Every line containing the word "into" needs to be found and copied.

===== Data for this exercise

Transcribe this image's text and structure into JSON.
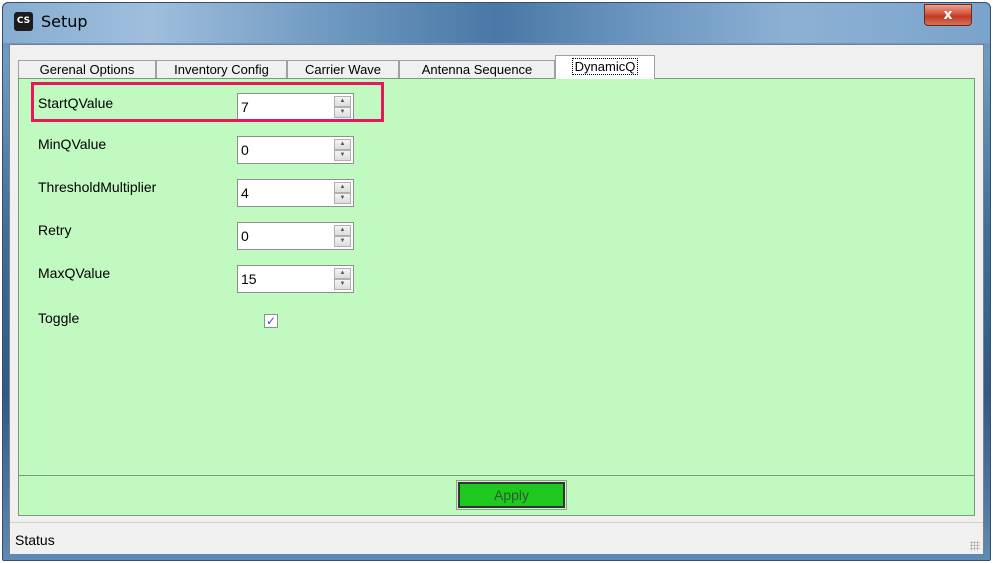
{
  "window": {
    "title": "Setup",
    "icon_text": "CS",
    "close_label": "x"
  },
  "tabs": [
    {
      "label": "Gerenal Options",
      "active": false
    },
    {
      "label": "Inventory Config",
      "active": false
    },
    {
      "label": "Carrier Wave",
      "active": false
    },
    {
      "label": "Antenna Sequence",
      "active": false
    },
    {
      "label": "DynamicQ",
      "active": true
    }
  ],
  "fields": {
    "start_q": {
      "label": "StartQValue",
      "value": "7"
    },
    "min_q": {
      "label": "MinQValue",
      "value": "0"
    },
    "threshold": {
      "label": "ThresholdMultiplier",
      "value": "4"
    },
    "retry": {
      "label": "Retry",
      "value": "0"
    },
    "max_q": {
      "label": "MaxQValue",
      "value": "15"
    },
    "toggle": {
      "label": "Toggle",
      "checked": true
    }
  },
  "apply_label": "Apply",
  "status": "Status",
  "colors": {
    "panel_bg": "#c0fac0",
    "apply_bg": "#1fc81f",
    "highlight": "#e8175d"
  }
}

==========
===== Data for this exercise

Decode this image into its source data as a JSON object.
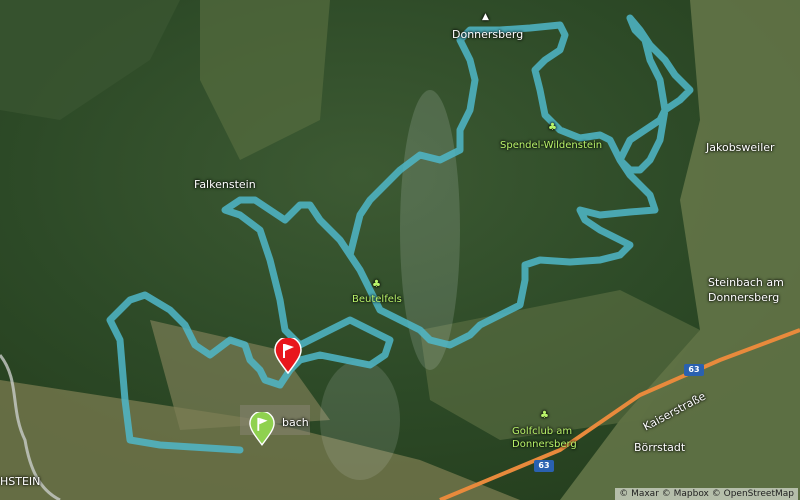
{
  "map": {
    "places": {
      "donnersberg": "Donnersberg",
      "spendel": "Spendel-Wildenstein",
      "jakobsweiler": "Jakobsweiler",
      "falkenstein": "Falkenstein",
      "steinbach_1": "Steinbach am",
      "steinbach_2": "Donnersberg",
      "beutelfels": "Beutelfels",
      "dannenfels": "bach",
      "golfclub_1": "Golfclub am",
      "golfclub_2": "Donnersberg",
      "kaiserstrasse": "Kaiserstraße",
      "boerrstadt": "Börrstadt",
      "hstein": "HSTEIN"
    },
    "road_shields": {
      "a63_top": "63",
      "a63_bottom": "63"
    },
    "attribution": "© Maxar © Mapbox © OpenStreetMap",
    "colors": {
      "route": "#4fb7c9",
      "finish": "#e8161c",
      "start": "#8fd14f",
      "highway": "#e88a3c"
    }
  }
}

==========
===== Data for this exercise

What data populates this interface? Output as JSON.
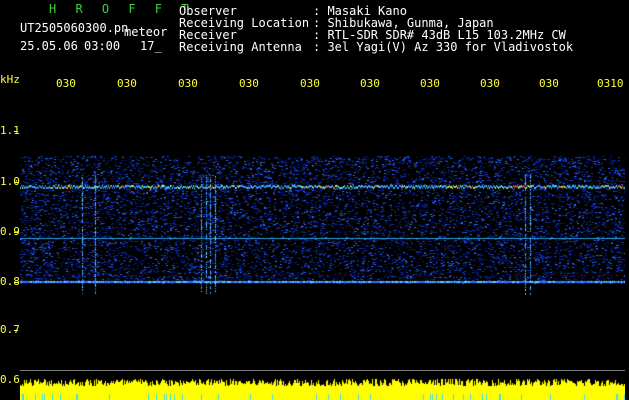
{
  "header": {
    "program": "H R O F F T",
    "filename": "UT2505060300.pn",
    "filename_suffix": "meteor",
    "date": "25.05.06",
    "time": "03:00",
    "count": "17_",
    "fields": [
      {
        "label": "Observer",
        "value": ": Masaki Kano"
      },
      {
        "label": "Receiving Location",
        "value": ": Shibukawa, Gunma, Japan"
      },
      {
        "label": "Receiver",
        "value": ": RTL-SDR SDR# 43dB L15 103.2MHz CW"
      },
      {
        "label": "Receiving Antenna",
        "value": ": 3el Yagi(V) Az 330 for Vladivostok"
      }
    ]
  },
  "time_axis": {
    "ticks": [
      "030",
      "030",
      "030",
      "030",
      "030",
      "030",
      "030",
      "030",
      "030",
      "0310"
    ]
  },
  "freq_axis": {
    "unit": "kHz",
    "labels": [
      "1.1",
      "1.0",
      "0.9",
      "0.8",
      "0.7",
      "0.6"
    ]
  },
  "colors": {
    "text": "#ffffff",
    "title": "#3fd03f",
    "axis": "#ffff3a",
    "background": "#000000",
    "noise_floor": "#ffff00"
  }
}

==========

> **Exercise result**
Transcribe this image's text and structure into JSON.
Decode this image into its source data as a JSON object.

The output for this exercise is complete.